____ RECORDED INFORMATION

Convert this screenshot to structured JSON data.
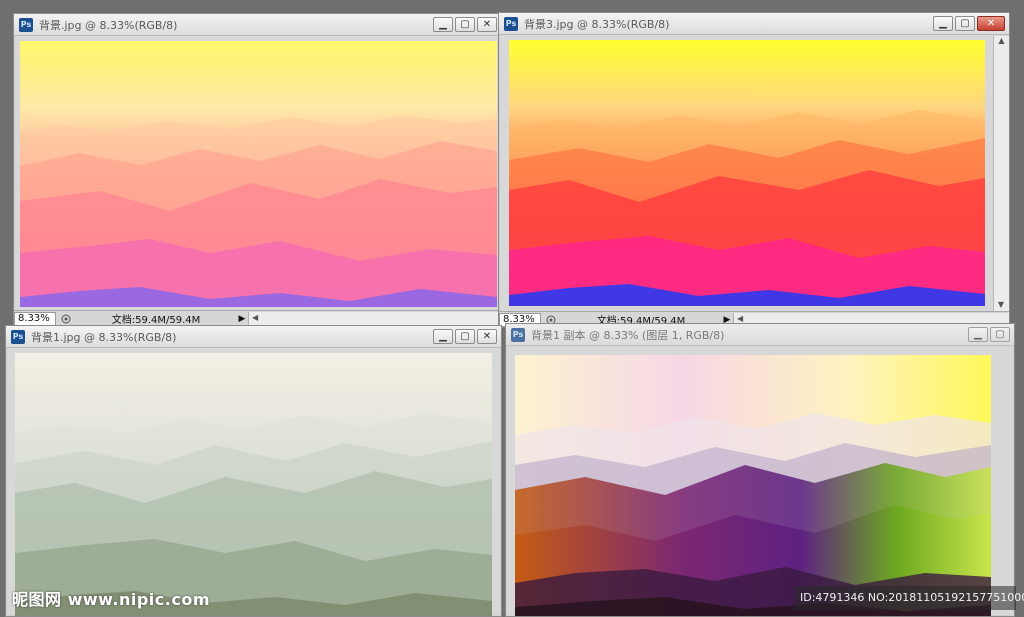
{
  "windows": [
    {
      "title": "背景.jpg @ 8.33%(RGB/8)",
      "zoom": "8.33%",
      "doc_info": "文档:59.4M/59.4M",
      "buttons": {
        "minimize": "▁",
        "maximize": "▢",
        "close": "✕"
      }
    },
    {
      "title": "背景3.jpg @ 8.33%(RGB/8)",
      "zoom": "8.33%",
      "doc_info": "文档:59.4M/59.4M",
      "buttons": {
        "minimize": "▁",
        "maximize": "▢",
        "close": "✕"
      }
    },
    {
      "title": "背景1.jpg @ 8.33%(RGB/8)",
      "buttons": {
        "minimize": "▁",
        "maximize": "▢",
        "close": "✕"
      }
    },
    {
      "title": "背景1 副本 @ 8.33% (图层 1, RGB/8)",
      "buttons": {
        "minimize": "▁",
        "maximize": "▢"
      }
    }
  ],
  "app_icon_label": "Ps",
  "icons": {
    "status_arrow": "▶",
    "scroll_left": "◀",
    "scroll_up": "▲",
    "scroll_down": "▼"
  },
  "watermark": {
    "left": "昵图网 www.nipic.com",
    "right": "ID:4791346 NO:20181105192157751000"
  },
  "colors": {
    "window1_sky": "#fff86a",
    "window2_sky": "#ffff30",
    "window3_sky": "#f3efe4",
    "window4_sky": "#fdf2d0"
  }
}
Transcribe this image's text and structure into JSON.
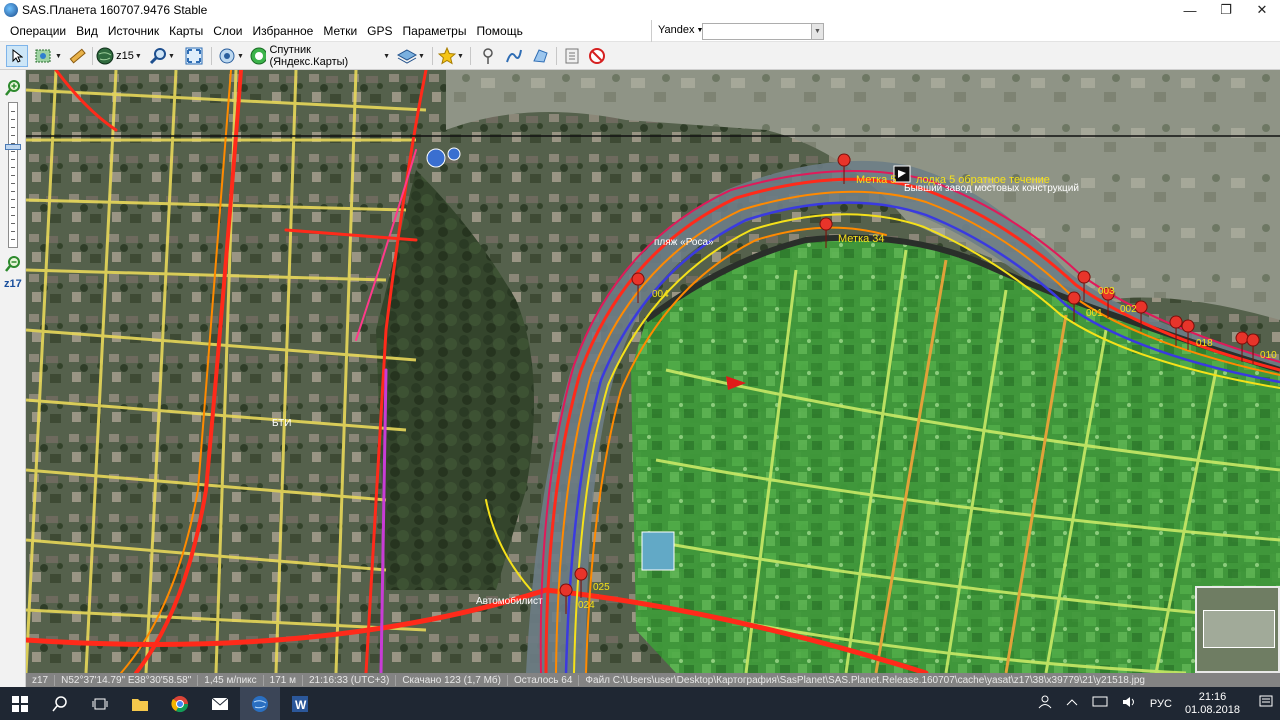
{
  "window": {
    "title": "SAS.Планета 160707.9476 Stable"
  },
  "menu": {
    "items": [
      "Операции",
      "Вид",
      "Источник",
      "Карты",
      "Слои",
      "Избранное",
      "Метки",
      "GPS",
      "Параметры",
      "Помощь"
    ],
    "source": "Yandex"
  },
  "toolbar": {
    "zoom_level": "z15",
    "map_type": "Спутник (Яндекс.Карты)"
  },
  "left_panel": {
    "zoom_level": "z17"
  },
  "map": {
    "labels": {
      "placemark_5": "Метка 5",
      "boat_label": "лодка 5 обратное течение",
      "factory": "Бывший завод мостовых конструкций",
      "placemark_34": "Метка 34",
      "beach": "пляж «Роса»",
      "p004": "004",
      "p003": "003",
      "p001": "001",
      "p002": "002",
      "p018": "018",
      "p010": "010",
      "p025": "025",
      "p024": "024",
      "bti": "БТИ",
      "avtomobil": "Автомобилист"
    }
  },
  "status": {
    "zoom": "z17",
    "coords": "N52°37'14.79\" E38°30'58.58\"",
    "scale": "1,45 м/пикс",
    "distance": "171 м",
    "time": "21:16:33 (UTC+3)",
    "downloaded": "Скачано 123 (1,7 Мб)",
    "remaining": "Осталось 64",
    "file": "Файл C:\\Users\\user\\Desktop\\Картография\\SasPlanet\\SAS.Planet.Release.160707\\cache\\yasat\\z17\\38\\x39779\\21\\y21518.jpg"
  },
  "taskbar": {
    "lang": "РУС",
    "time": "21:16",
    "date": "01.08.2018"
  }
}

________

__AIM OF THE EXERCISE__
Copy each line that contains the word "Карты".

__THE OUTPUT__
      "Карты",
    "map_type": "Спутник (Яндекс.Карты)"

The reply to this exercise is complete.